--- Directions for this task ---
Identify the lines that contain the string "List" and report only how many there are.

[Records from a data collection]
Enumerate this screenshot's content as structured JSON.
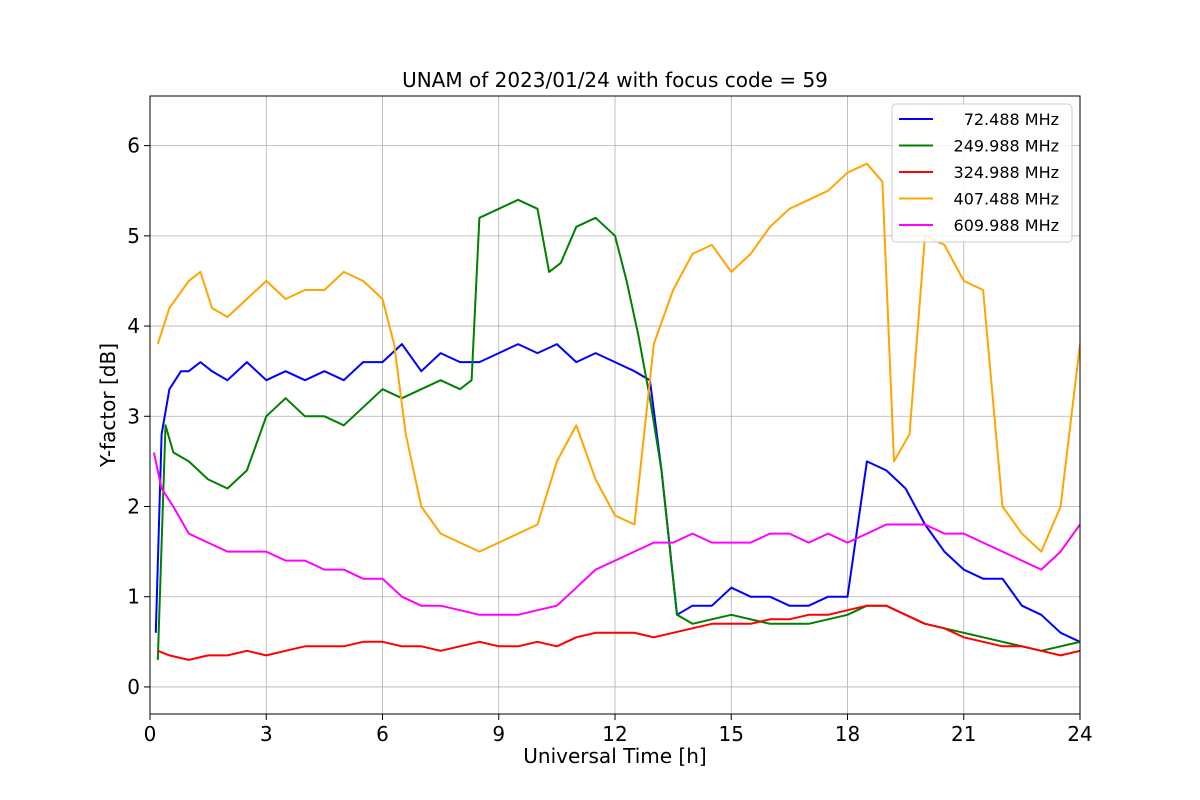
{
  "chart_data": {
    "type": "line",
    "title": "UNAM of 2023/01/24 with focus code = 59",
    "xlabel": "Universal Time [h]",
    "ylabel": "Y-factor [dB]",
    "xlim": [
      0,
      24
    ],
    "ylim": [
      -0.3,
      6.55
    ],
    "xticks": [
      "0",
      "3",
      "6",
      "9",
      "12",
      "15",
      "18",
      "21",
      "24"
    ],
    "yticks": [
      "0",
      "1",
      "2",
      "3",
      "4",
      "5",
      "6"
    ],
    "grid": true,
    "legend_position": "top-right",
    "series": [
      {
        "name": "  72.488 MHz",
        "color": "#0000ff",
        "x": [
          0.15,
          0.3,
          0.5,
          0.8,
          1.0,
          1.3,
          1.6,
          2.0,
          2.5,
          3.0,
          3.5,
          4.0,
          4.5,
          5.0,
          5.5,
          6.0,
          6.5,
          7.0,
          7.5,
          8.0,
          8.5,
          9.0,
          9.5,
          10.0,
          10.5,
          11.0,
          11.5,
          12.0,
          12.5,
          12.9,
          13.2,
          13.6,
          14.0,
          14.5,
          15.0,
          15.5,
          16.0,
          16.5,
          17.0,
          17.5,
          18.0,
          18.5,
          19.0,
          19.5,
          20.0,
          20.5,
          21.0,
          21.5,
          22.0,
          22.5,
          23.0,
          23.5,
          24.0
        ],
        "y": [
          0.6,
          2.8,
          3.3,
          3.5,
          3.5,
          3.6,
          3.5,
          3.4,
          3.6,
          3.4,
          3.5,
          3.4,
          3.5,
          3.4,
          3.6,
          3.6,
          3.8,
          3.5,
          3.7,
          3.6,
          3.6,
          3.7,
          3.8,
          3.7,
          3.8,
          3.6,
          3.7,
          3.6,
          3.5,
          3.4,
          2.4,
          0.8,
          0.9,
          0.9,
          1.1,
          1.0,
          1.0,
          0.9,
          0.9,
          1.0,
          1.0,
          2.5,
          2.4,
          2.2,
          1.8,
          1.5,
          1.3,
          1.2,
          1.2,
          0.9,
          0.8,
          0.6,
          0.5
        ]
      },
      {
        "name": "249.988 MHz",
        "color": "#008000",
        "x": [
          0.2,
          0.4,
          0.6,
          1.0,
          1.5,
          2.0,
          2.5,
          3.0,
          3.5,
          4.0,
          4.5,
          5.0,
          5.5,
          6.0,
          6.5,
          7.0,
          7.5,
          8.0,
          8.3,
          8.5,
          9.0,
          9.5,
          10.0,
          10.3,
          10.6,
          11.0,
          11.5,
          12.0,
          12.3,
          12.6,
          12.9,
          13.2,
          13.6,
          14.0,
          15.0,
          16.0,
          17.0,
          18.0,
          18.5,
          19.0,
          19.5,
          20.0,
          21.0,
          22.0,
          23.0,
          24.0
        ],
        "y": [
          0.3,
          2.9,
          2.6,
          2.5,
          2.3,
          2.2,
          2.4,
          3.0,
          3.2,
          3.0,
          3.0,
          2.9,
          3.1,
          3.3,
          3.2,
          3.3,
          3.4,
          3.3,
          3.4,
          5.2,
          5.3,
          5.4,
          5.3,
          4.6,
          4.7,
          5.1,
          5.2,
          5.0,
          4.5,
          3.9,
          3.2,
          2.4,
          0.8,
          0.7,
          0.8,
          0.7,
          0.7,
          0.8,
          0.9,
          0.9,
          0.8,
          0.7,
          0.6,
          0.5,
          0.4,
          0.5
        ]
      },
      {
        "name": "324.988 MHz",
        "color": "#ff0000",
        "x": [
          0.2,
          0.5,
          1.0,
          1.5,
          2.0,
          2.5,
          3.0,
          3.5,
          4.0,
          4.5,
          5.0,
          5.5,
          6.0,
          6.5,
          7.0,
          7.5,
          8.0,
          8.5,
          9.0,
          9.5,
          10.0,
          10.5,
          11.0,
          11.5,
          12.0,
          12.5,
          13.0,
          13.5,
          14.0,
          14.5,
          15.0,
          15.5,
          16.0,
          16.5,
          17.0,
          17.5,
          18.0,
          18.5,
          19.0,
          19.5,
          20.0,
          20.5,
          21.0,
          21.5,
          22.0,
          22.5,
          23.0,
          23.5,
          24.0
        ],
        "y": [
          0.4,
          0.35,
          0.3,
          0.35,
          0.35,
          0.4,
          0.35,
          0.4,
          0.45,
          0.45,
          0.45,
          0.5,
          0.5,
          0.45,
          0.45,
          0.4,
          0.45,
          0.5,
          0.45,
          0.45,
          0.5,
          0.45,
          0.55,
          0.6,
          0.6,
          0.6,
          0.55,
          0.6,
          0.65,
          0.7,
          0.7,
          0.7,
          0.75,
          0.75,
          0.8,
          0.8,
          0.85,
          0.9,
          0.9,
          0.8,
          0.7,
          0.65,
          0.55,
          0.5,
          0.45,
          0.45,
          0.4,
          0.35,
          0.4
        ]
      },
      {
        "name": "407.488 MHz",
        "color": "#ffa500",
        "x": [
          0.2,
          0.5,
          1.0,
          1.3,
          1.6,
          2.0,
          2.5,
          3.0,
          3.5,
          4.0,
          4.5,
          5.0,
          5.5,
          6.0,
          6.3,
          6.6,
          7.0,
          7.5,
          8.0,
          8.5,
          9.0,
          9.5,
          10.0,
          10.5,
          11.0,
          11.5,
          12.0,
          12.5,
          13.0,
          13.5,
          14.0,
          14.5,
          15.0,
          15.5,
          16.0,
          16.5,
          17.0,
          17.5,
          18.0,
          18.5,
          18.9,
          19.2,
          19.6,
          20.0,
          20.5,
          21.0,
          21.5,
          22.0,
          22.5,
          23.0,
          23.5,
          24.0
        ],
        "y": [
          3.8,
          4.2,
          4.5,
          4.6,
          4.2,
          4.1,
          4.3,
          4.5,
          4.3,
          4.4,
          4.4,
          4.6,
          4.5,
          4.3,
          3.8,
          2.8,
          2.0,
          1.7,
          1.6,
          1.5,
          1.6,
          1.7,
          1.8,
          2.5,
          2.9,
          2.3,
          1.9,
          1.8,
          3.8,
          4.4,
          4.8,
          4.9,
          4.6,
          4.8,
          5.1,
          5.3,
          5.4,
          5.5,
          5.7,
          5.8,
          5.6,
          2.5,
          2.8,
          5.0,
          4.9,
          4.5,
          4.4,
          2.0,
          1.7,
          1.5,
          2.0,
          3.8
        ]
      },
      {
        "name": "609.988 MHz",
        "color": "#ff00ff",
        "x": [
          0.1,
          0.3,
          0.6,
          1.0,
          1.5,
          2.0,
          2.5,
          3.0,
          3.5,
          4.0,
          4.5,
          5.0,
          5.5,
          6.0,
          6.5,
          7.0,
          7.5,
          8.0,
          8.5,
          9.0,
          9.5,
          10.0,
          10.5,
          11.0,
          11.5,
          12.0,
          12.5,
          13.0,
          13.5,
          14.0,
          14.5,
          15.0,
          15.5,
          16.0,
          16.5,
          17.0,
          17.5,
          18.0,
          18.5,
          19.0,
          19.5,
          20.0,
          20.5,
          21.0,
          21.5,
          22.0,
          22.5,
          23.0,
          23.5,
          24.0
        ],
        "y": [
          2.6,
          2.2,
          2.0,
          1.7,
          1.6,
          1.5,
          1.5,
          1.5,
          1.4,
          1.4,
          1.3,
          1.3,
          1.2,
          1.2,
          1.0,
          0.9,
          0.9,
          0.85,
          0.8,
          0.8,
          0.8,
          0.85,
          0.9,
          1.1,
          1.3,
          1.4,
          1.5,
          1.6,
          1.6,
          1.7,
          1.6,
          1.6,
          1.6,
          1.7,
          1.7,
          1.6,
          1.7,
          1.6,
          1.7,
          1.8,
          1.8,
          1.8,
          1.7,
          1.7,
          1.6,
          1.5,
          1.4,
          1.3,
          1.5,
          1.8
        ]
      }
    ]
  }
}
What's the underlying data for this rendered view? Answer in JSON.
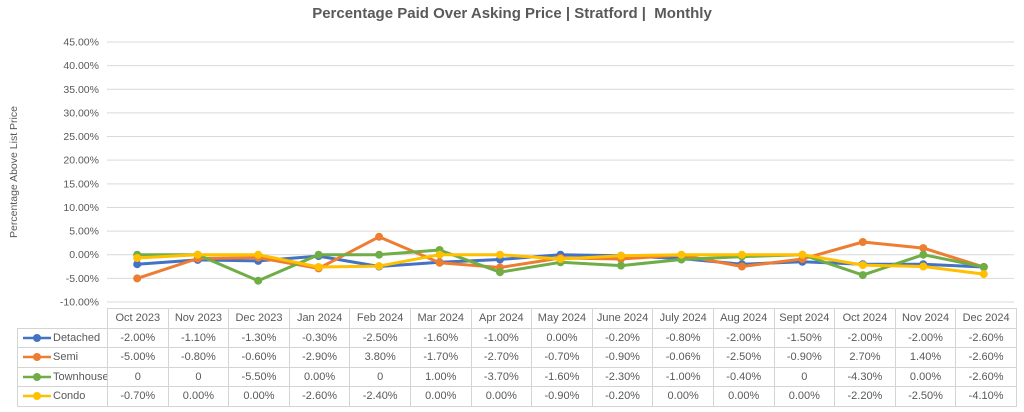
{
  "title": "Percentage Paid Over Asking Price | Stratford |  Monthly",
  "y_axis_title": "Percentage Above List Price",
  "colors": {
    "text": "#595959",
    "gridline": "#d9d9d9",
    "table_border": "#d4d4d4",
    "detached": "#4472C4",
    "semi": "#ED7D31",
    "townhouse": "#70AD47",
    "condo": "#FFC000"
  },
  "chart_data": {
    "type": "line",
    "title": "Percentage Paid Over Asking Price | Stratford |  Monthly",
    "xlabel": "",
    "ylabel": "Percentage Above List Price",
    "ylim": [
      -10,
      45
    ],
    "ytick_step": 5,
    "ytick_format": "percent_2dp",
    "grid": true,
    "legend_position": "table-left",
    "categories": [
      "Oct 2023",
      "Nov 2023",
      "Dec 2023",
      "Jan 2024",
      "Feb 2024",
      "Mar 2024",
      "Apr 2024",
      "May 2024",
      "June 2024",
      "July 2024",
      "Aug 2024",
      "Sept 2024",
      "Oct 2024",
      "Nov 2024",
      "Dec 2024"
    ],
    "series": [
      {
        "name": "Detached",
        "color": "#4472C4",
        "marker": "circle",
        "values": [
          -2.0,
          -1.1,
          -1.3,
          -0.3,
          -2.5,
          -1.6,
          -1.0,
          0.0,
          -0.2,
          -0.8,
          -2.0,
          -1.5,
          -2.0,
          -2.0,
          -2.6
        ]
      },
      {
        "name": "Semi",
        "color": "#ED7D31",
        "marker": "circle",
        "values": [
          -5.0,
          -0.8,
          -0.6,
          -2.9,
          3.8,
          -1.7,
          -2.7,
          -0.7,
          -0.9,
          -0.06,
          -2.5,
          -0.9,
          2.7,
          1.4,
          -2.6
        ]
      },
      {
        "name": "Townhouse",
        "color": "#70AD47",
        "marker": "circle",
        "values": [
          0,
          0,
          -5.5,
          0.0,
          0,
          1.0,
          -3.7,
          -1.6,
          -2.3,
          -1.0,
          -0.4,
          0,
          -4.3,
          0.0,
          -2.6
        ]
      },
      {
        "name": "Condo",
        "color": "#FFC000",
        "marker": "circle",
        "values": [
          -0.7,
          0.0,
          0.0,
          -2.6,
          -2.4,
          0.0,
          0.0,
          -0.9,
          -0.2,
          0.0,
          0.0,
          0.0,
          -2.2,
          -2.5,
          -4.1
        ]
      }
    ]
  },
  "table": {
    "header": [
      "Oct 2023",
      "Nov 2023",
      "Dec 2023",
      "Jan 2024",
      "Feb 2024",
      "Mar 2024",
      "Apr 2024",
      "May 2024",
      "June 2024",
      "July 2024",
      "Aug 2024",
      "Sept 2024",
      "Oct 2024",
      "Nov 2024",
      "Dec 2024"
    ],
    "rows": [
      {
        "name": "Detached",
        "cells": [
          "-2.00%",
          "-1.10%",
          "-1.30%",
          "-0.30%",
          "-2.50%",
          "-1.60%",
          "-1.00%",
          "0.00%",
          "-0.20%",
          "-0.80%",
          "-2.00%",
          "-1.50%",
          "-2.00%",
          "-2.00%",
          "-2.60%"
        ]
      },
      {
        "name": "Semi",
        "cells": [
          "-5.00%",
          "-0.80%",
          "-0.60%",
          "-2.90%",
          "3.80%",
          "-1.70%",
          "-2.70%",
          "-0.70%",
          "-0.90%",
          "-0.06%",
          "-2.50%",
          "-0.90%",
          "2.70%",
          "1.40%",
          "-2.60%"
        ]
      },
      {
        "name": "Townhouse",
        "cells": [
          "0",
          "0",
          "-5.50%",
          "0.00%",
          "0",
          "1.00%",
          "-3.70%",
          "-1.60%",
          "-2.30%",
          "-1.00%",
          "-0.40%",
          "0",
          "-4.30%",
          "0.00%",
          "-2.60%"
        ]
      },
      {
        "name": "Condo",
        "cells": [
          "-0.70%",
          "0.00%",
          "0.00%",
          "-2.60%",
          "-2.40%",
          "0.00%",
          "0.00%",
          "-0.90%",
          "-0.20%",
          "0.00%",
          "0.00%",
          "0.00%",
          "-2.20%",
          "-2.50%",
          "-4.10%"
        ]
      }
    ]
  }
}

--- The result ---
2